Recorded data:
******************************

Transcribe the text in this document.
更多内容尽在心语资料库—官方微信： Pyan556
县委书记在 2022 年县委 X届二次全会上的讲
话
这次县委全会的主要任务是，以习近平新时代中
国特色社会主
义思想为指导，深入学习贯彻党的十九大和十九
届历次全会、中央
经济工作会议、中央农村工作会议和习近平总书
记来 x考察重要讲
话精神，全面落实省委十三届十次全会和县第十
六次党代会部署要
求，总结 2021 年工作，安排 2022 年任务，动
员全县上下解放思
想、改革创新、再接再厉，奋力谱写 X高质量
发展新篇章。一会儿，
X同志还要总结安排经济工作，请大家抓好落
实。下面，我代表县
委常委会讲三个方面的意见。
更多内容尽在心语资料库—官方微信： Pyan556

******************************

WHAT NEEDS TO BE DONE:
Please quote the records above exactly, without skipping a line.

EXERCISE SOLUTION:
Transcribe the text in this document.
更多内容尽在心语资料库—官方微信： Pyan556
县委书记在 2022 年县委 X届二次全会上的讲
话
这次县委全会的主要任务是，以习近平新时代中
国特色社会主
义思想为指导，深入学习贯彻党的十九大和十九
届历次全会、中央
经济工作会议、中央农村工作会议和习近平总书
记来 x考察重要讲
话精神，全面落实省委十三届十次全会和县第十
六次党代会部署要
求，总结 2021 年工作，安排 2022 年任务，动
员全县上下解放思
想、改革创新、再接再厉，奋力谱写 X高质量
发展新篇章。一会儿，
X同志还要总结安排经济工作，请大家抓好落
实。下面，我代表县
委常委会讲三个方面的意见。
更多内容尽在心语资料库—官方微信： Pyan556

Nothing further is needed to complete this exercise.